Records
......
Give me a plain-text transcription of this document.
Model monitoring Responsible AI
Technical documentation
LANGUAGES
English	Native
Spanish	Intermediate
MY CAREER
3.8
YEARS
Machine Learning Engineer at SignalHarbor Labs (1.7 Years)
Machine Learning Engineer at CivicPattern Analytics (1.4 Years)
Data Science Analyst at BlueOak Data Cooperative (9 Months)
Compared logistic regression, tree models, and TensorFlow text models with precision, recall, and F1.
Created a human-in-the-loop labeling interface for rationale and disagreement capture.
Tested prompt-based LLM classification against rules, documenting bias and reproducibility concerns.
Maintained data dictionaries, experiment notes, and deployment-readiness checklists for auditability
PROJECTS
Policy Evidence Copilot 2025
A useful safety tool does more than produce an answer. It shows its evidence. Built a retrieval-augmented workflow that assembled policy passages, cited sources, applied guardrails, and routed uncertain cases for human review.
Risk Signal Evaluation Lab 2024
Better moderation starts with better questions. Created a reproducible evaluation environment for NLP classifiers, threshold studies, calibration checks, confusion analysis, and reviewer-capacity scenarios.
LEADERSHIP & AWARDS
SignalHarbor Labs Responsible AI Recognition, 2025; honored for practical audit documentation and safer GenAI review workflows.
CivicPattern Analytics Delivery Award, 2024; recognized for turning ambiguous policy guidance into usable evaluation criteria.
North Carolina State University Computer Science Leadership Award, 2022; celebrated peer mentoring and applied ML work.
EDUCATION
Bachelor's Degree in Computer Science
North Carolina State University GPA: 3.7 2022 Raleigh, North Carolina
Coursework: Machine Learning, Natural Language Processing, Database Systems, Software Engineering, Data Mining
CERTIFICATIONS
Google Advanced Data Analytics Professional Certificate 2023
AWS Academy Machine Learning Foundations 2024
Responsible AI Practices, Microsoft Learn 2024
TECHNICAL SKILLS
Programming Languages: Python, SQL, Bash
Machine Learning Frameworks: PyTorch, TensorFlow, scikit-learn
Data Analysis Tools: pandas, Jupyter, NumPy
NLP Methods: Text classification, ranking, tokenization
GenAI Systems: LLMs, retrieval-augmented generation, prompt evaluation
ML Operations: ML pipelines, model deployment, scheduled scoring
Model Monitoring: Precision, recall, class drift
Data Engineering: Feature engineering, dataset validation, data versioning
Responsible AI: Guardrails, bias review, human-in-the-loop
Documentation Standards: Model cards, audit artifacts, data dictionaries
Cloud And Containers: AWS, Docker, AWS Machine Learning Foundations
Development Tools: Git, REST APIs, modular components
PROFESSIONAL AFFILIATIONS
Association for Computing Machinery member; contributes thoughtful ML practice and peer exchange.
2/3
......
What is the number of lines holding the word "applied"? State it alone.

### WRITTEN ANSWER
2